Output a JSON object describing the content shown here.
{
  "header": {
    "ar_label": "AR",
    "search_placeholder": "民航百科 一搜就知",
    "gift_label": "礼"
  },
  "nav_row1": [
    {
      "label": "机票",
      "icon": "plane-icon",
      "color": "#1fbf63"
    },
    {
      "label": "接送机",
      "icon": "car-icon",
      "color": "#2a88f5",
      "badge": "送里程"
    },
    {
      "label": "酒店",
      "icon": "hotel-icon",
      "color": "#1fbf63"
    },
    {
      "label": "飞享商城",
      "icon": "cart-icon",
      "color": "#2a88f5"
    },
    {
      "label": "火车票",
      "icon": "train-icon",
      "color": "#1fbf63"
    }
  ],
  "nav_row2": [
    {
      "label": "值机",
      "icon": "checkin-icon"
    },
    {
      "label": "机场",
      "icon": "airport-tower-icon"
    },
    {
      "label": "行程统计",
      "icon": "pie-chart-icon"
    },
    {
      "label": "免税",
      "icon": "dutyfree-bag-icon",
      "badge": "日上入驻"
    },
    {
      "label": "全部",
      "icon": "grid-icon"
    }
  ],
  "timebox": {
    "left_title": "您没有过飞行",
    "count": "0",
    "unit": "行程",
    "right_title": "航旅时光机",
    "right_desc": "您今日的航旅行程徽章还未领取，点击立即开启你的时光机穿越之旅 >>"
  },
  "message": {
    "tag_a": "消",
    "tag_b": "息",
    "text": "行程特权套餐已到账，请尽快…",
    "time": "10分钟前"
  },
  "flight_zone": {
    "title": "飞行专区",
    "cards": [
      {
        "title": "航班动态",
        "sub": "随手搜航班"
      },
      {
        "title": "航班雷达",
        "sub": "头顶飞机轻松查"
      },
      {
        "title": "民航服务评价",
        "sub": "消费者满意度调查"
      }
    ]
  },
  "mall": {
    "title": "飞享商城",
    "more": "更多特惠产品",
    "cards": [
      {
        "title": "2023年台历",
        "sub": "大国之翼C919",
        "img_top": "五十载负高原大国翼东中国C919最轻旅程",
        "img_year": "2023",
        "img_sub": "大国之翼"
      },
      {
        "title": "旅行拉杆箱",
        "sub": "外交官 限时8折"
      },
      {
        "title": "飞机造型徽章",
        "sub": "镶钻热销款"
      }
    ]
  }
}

════════════════

# [Written problem]
Gather all lines from the listing above in which "icon" occurs.

# [Task output]
      "icon": "plane-icon",
      "icon": "car-icon",
      "icon": "hotel-icon",
      "icon": "cart-icon",
      "icon": "train-icon",
      "icon": "checkin-icon"
      "icon": "airport-tower-icon"
      "icon": "pie-chart-icon"
      "icon": "dutyfree-bag-icon",
      "icon": "grid-icon"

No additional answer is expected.